Dataset listings of figures:
****************
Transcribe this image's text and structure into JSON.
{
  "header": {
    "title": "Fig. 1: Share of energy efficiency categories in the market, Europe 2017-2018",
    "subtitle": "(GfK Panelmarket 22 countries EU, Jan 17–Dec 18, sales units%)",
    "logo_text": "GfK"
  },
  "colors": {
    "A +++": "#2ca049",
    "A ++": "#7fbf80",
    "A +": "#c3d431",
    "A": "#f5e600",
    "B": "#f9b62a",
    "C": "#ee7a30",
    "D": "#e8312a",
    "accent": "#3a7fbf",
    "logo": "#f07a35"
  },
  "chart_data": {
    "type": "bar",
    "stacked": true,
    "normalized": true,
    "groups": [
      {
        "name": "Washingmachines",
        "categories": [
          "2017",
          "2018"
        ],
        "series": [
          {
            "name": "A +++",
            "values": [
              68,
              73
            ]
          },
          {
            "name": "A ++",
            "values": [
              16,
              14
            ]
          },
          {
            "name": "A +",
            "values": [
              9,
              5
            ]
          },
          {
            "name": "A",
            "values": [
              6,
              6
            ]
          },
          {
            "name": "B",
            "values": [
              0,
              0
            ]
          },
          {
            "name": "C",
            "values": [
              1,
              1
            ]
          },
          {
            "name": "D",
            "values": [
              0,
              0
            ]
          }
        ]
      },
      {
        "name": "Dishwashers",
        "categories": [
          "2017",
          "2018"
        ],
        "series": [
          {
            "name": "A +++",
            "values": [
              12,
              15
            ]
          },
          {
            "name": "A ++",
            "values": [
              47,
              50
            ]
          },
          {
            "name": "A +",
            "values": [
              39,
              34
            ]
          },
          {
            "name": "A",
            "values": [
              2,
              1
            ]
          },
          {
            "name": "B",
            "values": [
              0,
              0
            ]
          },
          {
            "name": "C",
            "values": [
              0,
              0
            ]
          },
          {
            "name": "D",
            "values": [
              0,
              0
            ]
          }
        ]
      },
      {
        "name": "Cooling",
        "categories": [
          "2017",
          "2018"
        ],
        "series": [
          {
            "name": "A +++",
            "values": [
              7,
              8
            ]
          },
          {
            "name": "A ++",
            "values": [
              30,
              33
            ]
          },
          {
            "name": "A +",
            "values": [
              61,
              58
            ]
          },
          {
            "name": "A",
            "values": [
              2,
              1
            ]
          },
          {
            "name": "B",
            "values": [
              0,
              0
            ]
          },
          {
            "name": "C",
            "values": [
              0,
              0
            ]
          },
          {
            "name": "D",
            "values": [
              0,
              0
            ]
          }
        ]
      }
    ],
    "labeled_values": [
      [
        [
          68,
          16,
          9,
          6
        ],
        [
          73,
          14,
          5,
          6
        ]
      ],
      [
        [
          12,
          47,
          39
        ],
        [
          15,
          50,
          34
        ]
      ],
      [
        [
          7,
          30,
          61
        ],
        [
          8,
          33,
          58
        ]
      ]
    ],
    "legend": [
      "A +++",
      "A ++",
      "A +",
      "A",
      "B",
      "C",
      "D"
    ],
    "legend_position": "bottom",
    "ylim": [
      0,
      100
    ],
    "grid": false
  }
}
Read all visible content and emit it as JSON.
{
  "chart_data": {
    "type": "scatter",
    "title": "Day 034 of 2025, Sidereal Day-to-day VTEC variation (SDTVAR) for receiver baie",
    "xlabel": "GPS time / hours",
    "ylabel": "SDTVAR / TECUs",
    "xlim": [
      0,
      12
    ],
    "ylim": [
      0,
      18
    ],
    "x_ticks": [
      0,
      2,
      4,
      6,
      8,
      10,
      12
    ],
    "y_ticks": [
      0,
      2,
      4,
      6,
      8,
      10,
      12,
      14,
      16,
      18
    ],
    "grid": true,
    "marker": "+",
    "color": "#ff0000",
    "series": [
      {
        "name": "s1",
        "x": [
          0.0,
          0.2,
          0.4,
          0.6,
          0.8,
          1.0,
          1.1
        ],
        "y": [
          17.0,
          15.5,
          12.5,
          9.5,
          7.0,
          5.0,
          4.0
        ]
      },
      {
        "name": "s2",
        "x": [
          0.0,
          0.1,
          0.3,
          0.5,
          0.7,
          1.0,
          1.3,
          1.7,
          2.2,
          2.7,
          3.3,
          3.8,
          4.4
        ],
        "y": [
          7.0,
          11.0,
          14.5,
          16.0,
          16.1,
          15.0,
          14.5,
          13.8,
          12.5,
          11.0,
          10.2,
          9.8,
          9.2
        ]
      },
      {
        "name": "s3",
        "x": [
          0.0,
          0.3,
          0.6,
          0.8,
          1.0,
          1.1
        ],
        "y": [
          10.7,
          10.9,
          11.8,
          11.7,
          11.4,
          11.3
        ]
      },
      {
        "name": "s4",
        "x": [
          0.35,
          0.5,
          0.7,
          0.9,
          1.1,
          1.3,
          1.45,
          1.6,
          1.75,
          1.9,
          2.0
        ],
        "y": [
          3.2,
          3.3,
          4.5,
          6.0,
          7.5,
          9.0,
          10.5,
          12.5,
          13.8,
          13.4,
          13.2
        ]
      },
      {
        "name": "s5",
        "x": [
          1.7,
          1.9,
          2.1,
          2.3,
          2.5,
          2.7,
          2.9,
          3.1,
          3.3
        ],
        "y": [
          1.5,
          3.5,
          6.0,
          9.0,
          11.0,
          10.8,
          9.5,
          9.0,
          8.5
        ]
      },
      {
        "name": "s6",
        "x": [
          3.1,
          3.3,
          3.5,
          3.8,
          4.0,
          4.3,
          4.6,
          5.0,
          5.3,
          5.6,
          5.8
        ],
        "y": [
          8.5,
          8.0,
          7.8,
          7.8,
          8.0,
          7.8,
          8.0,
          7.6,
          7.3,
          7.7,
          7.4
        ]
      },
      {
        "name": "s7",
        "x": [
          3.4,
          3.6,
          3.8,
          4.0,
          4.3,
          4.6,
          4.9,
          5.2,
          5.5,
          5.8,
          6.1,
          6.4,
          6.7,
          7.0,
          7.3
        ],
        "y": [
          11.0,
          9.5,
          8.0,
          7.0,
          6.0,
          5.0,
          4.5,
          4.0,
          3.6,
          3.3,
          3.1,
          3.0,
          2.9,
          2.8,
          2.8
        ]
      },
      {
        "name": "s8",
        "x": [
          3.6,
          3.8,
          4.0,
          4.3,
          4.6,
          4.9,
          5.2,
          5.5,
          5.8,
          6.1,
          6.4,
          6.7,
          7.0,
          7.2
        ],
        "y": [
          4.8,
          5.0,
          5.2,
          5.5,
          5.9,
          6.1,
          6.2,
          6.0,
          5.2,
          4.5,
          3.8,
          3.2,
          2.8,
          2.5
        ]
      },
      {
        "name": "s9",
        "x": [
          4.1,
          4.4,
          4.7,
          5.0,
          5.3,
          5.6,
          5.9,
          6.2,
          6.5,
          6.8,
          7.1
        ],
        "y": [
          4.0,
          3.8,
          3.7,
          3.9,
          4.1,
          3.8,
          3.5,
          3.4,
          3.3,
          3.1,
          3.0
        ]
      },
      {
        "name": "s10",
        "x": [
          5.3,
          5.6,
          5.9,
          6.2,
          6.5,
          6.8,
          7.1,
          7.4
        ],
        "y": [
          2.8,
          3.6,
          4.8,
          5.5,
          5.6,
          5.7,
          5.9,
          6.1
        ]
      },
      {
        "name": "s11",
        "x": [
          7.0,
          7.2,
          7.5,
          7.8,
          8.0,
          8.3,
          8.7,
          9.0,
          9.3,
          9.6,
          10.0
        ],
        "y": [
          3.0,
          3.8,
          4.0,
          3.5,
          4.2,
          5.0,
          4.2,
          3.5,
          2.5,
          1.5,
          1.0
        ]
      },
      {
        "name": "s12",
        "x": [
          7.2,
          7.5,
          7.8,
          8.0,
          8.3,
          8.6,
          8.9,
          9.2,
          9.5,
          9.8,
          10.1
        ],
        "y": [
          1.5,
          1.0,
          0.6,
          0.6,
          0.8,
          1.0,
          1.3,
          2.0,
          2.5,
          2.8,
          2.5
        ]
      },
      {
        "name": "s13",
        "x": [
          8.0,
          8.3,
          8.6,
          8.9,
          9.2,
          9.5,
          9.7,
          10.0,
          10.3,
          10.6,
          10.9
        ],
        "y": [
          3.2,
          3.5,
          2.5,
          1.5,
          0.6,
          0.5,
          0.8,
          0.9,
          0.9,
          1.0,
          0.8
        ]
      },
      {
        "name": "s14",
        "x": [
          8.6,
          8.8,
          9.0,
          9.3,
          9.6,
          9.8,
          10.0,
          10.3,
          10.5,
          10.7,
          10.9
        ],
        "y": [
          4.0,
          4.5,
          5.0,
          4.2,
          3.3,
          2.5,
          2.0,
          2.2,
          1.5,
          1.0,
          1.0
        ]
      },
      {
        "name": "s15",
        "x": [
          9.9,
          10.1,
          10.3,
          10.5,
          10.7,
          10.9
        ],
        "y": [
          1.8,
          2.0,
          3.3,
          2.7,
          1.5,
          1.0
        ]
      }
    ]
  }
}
****************
WHAT THIS TASK INVOLVES: Copy every line in the records above that contains the word "true".

FINISHED TASK:
    "stacked": true,
    "normalized": true,
    "grid": true,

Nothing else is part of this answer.